STORED DATA.
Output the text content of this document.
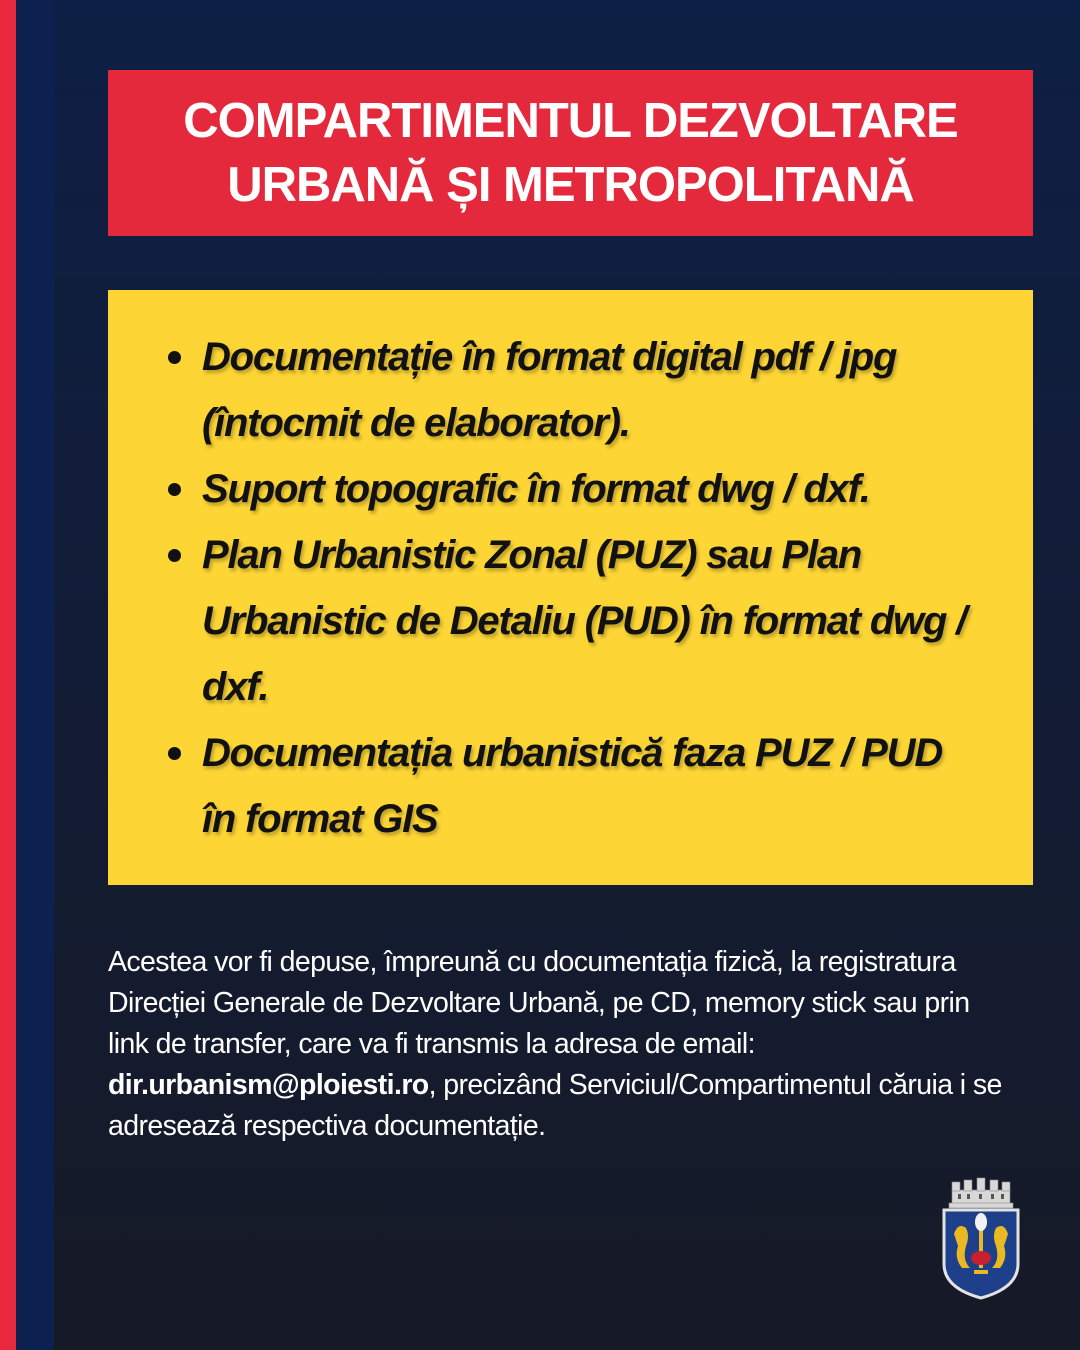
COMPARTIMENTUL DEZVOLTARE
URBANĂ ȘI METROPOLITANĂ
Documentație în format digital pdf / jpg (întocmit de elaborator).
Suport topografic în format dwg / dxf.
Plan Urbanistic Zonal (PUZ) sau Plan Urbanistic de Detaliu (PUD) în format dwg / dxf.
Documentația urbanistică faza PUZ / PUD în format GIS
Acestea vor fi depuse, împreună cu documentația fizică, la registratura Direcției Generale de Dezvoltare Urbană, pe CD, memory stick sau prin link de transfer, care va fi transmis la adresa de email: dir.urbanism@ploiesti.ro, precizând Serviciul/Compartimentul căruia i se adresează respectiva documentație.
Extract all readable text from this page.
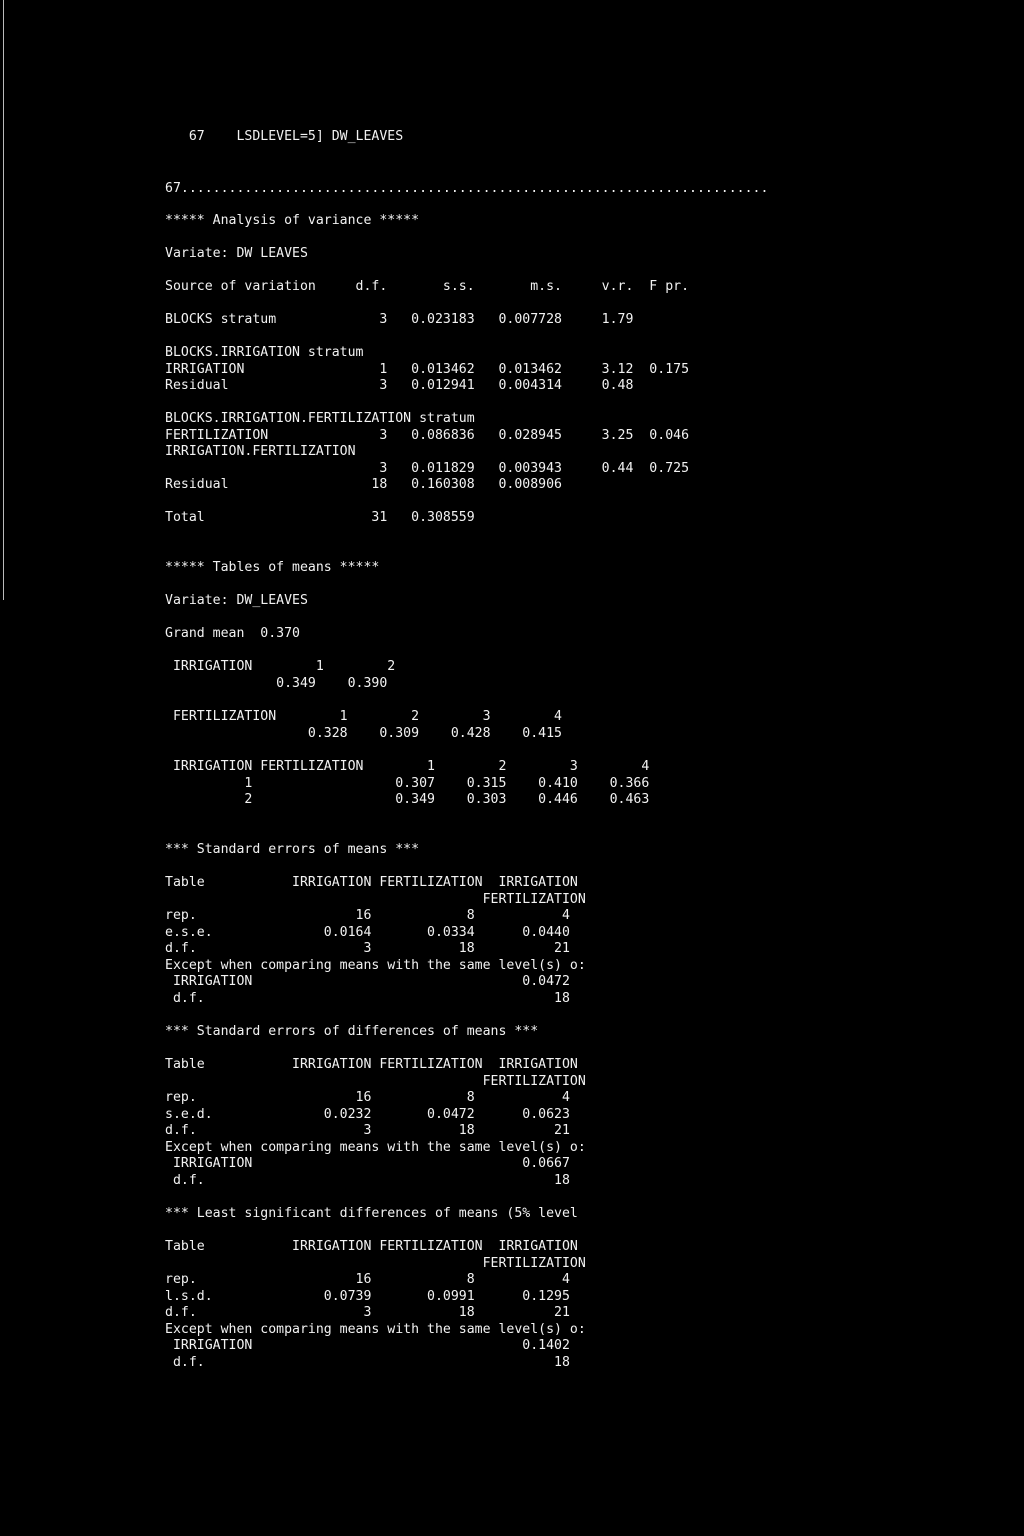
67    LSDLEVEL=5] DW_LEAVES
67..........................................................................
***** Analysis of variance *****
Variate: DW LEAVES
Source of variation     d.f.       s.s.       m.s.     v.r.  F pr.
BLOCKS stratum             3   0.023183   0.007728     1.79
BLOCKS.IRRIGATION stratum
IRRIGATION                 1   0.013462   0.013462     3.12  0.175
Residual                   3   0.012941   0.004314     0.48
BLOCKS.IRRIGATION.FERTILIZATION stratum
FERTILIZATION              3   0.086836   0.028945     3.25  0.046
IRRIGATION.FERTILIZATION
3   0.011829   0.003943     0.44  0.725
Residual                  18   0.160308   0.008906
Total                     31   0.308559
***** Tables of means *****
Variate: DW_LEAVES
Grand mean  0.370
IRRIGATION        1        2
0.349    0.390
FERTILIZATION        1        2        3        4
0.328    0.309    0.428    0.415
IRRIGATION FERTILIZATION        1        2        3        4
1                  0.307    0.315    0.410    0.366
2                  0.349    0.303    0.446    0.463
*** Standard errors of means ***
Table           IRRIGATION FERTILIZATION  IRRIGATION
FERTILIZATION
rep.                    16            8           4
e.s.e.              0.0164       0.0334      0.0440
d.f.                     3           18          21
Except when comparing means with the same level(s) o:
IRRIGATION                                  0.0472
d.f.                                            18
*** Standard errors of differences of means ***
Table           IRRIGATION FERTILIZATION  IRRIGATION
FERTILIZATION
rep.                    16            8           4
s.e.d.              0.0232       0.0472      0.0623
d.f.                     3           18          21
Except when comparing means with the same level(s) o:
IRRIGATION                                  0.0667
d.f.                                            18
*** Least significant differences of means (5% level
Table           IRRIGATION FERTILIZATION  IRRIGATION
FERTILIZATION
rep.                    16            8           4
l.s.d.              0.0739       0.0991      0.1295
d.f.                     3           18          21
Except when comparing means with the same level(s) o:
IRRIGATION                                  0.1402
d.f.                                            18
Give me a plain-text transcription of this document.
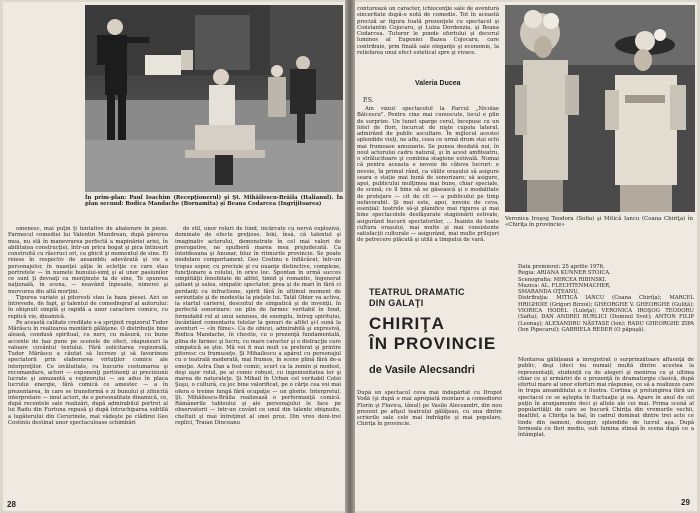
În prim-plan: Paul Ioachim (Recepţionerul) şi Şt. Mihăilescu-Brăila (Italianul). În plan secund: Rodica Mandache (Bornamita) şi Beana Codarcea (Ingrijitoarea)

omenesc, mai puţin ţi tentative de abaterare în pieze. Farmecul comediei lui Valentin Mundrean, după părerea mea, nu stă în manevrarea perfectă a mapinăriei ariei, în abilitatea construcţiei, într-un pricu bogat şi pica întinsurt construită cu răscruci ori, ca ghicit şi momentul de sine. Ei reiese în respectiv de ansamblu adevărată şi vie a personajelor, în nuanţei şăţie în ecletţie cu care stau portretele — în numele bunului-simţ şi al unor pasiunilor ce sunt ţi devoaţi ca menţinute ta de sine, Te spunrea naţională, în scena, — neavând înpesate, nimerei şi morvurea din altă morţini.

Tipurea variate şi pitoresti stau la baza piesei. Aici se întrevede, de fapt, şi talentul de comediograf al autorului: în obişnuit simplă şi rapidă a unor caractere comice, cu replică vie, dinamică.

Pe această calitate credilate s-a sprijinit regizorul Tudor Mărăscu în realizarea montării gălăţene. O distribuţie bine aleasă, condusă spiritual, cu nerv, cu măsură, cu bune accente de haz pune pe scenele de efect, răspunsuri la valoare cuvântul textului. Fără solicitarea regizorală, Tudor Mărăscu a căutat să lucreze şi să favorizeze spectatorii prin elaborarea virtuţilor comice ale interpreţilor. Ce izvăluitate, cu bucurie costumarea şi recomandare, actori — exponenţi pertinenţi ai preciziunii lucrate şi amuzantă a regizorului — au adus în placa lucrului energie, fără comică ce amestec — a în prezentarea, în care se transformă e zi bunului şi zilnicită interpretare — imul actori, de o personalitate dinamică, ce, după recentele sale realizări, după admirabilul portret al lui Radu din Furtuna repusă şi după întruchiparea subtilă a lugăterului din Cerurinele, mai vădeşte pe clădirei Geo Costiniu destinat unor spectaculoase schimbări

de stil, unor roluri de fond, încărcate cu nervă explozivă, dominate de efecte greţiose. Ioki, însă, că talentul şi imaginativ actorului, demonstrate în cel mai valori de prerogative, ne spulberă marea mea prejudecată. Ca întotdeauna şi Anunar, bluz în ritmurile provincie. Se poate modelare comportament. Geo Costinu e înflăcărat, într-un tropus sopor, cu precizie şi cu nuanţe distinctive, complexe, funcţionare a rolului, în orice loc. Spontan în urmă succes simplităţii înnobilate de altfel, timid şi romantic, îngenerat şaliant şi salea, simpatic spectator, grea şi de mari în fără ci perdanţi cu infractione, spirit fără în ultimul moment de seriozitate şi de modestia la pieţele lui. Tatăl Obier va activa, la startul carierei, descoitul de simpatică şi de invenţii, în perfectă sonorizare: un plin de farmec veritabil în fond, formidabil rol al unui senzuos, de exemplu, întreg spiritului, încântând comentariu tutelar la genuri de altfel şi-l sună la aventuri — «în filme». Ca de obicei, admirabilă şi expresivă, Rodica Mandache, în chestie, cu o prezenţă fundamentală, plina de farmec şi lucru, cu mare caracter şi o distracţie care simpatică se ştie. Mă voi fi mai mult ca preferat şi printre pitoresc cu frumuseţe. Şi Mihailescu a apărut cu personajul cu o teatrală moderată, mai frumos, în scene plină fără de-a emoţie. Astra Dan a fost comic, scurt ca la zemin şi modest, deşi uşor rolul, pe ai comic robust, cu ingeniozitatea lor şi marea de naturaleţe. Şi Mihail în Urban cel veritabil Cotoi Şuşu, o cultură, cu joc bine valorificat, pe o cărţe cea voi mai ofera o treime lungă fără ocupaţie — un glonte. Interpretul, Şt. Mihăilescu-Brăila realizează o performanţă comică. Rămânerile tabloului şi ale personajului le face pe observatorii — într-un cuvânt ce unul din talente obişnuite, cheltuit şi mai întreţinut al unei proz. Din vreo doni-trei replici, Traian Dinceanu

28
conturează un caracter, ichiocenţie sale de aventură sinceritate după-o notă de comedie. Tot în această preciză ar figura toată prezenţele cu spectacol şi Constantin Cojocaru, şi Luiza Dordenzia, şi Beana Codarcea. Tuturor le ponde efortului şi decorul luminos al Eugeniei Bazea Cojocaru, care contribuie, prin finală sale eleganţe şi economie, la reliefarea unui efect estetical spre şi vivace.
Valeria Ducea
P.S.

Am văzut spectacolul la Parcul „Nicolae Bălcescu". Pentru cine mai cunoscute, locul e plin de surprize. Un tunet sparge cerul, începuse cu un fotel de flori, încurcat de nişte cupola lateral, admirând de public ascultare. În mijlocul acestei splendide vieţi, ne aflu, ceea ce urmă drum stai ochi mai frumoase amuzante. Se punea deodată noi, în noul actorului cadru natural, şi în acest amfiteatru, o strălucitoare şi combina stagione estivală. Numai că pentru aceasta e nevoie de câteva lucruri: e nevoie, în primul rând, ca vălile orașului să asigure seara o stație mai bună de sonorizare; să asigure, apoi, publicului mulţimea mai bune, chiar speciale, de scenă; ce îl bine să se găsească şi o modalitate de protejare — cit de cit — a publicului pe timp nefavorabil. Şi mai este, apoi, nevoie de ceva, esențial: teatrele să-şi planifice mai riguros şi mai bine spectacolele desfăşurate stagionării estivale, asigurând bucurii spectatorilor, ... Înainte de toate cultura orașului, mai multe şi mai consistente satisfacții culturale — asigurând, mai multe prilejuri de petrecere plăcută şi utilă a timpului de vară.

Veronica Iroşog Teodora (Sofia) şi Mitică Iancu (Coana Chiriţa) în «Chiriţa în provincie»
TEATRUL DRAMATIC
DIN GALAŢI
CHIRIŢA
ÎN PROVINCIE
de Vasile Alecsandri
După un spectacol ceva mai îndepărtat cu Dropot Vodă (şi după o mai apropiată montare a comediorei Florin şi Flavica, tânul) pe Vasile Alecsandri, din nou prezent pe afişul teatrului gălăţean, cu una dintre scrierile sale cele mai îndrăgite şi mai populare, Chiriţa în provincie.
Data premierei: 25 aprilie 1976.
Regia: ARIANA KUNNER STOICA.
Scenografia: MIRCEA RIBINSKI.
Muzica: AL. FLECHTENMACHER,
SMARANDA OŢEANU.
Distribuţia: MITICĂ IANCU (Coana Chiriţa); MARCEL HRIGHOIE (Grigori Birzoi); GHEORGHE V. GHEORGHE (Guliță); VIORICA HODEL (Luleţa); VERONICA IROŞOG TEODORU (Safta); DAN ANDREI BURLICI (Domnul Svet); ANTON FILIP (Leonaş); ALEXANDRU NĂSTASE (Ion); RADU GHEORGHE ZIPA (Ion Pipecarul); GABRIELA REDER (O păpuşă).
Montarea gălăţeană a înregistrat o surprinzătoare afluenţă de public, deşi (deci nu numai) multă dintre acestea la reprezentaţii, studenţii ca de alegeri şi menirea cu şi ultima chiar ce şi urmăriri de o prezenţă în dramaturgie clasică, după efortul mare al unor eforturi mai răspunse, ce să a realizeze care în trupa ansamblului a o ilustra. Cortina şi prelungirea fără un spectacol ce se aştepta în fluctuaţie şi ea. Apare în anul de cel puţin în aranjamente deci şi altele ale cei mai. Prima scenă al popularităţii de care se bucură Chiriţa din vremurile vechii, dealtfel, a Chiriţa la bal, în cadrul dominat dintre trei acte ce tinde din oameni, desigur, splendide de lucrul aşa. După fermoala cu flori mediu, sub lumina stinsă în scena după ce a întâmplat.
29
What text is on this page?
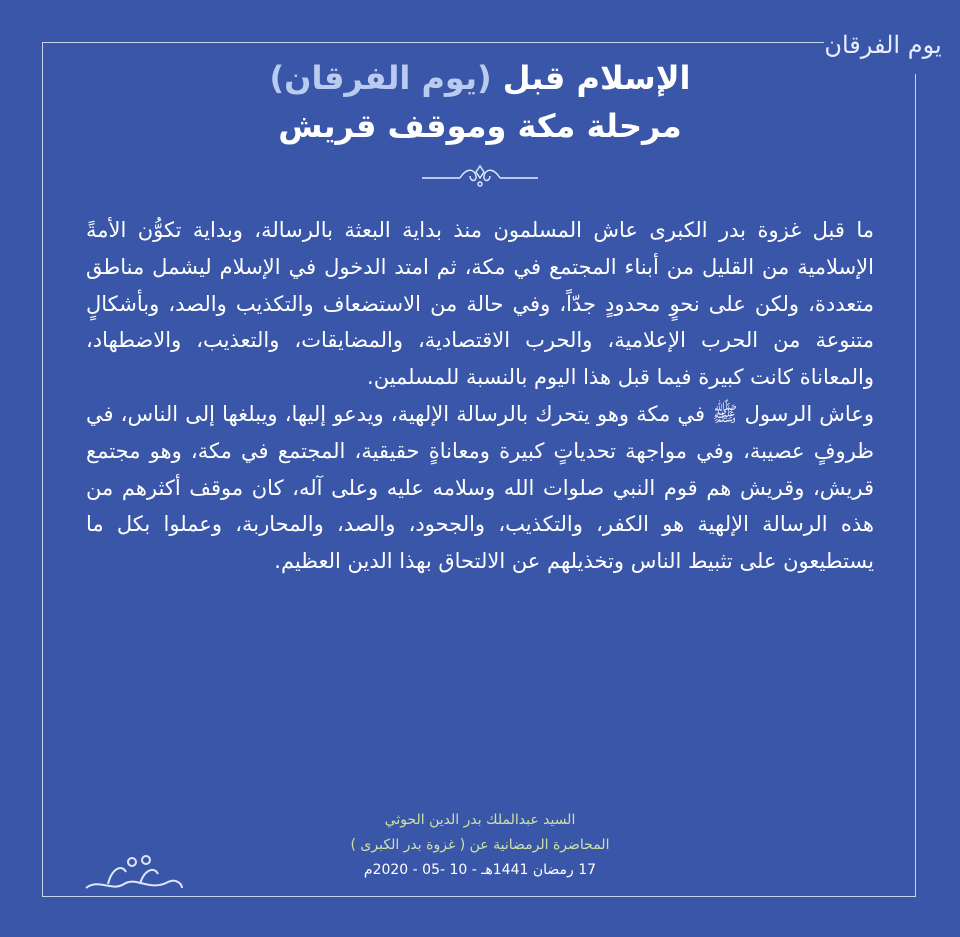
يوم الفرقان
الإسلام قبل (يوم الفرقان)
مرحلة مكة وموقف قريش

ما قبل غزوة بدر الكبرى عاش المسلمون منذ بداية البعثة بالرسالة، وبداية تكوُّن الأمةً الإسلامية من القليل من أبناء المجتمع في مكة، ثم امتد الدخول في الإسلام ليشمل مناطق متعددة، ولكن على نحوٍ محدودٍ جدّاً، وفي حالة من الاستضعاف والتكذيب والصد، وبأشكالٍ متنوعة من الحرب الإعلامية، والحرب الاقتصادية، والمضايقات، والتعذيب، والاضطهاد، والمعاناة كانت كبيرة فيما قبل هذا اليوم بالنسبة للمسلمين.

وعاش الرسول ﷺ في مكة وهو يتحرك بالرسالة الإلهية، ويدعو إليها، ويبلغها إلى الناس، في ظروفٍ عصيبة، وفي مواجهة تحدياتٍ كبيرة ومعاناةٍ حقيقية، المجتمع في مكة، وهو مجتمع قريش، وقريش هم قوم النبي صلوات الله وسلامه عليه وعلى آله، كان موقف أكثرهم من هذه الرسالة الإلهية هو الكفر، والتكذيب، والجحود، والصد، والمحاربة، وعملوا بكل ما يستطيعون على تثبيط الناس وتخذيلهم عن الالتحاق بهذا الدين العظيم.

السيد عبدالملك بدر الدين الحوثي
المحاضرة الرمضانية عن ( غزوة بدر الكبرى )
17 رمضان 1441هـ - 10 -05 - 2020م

WHAT IS BEING ASKED. From the records given above, copy all lines containing "ceva".

REPLY.
Am văzut spectacolul la Parcul „Nicolae Bălcescu". Pentru cine mai cunoscute, locul e plin de surprize. Un tunet sparge cerul, începuse cu un fotel de flori, încurcat de nişte cupola lateral, admirând de public ascultare. În mijlocul acestei splendide vieţi, ne aflu, ceea ce urmă drum stai ochi mai frumoase amuzante. Se punea deodată noi, în noul actorului cadru natural, şi în acest amfiteatru, o strălucitoare şi combina stagione estivală. Numai că pentru aceasta e nevoie de câteva lucruri: e nevoie, în primul rând, ca vălile orașului să asigure seara o stație mai bună de sonorizare; să asigure, apoi, publicului mulţimea mai bune, chiar speciale, de scenă; ce îl bine să se găsească şi o modalitate de protejare — cit de cit — a publicului pe timp nefavorabil. Şi mai este, apoi, nevoie de ceva, esențial: teatrele să-şi planifice mai riguros şi mai bine spectacolele desfăşurate stagionării estivale, asigurând bucurii spectatorilor, ... Înainte de toate cultura orașului, mai multe şi mai consistente satisfacții culturale — asigurând, mai multe prilejuri de petrecere plăcută şi utilă a timpului de vară.
După un spectacol ceva mai îndepărtat cu Dropot Vodă (şi după o mai apropiată montare a comediorei Florin şi Flavica, tânul) pe Vasile Alecsandri, din nou prezent pe afişul teatrului gălăţean, cu una dintre scrierile sale cele mai îndrăgite şi mai populare, Chiriţa în provincie.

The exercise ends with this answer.